Stored data:
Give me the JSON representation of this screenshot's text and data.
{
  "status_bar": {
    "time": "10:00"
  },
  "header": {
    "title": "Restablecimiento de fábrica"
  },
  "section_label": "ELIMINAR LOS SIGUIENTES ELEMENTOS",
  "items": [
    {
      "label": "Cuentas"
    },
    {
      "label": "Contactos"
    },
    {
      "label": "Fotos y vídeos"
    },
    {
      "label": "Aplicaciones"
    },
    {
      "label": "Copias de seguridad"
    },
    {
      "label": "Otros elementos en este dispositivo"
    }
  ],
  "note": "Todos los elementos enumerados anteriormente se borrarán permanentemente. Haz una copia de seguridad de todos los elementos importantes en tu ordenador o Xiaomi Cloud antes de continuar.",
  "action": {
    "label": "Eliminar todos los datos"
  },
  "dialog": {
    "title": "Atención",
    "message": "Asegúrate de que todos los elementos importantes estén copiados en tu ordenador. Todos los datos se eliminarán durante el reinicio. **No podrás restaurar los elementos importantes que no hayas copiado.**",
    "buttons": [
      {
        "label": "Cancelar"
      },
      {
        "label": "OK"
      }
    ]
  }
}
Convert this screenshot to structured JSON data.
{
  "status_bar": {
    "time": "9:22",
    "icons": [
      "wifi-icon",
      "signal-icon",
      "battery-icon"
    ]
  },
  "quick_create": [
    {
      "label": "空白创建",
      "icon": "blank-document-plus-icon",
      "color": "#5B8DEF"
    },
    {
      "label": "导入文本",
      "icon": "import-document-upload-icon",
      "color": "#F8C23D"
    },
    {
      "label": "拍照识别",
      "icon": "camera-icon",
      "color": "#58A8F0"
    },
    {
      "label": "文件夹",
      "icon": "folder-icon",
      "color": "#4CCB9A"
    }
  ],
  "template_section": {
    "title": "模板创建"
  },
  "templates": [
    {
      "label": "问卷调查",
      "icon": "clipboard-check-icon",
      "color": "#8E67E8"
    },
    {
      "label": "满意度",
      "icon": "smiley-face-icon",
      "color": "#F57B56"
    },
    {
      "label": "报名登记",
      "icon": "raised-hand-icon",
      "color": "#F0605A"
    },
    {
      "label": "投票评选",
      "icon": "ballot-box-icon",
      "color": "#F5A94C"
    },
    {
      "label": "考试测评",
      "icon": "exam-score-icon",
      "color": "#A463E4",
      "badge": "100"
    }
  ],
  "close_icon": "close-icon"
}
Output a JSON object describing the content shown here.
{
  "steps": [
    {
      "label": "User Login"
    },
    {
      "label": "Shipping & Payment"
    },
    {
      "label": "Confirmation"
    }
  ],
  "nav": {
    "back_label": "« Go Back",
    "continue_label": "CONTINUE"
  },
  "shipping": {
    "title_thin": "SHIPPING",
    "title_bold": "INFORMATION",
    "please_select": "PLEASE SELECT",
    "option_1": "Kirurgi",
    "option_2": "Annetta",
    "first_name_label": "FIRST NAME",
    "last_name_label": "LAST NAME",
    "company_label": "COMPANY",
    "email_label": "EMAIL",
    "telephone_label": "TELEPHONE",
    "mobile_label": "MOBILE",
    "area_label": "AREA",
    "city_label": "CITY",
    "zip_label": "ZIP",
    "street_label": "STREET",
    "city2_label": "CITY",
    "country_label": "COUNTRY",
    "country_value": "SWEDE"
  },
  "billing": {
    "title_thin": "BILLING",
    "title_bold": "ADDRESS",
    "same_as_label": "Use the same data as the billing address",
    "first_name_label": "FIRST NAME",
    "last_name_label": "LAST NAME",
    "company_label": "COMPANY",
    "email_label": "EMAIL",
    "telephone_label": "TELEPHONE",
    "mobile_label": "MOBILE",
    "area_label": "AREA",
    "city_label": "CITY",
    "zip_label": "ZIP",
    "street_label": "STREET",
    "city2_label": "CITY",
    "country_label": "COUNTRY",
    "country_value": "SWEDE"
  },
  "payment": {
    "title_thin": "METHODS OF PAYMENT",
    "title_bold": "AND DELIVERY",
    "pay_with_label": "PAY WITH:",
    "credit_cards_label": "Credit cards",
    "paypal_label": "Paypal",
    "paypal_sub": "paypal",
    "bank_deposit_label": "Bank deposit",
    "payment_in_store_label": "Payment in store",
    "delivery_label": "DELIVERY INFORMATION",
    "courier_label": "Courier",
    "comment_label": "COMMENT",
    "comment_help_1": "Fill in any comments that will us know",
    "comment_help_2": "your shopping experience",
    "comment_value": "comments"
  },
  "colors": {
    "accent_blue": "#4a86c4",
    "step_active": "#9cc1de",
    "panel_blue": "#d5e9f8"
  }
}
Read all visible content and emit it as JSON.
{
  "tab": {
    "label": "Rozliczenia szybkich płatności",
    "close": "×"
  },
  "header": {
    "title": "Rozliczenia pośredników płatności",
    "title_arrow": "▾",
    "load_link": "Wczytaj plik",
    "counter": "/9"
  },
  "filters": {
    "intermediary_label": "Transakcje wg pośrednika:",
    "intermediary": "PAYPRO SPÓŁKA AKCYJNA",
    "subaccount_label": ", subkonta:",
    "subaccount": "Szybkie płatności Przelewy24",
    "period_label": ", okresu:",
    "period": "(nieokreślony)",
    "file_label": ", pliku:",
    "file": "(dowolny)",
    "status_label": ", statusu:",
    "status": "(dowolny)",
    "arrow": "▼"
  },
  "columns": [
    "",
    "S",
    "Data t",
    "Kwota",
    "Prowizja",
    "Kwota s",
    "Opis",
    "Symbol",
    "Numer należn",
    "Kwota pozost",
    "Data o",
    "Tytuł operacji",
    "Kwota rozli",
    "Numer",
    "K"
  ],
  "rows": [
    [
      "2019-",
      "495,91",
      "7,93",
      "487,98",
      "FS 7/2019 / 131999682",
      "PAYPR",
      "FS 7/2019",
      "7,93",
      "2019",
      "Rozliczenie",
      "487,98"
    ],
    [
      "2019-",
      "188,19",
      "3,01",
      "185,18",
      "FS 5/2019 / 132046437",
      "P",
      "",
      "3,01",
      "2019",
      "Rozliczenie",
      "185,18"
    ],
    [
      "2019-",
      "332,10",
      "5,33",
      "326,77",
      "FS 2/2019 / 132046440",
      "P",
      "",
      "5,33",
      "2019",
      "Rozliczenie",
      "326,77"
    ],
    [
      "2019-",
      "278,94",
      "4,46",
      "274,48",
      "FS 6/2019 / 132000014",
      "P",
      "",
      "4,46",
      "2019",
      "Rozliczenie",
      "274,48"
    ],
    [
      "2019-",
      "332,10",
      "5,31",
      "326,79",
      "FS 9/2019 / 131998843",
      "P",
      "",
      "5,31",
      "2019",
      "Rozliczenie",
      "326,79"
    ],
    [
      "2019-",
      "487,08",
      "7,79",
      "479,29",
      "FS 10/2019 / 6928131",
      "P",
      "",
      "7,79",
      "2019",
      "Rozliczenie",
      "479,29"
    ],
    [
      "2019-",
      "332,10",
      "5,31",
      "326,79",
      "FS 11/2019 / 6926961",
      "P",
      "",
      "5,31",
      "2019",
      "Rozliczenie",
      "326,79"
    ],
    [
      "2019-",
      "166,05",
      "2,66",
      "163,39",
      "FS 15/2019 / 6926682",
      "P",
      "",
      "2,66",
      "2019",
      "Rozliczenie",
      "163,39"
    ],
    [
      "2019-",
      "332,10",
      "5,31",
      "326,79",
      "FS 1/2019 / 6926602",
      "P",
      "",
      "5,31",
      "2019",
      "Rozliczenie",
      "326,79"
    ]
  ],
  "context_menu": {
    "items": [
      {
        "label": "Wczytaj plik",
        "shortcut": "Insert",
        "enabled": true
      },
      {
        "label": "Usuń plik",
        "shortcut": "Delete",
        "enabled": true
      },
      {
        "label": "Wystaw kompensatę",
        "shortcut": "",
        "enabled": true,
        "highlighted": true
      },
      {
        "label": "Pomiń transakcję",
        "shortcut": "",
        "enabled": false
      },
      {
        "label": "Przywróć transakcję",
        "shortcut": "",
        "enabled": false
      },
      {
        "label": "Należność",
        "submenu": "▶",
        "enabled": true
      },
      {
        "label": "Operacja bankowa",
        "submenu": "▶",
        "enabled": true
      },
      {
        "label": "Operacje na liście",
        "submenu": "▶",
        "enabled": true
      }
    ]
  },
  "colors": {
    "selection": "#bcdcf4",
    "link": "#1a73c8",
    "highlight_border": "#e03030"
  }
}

→ **THE REQUEST**
Check each line of the entries above, and show every one holding the word "Wczytaj".

→ **PROBLEM SOLUTION**
    "load_link": "Wczytaj plik",
        "label": "Wczytaj plik",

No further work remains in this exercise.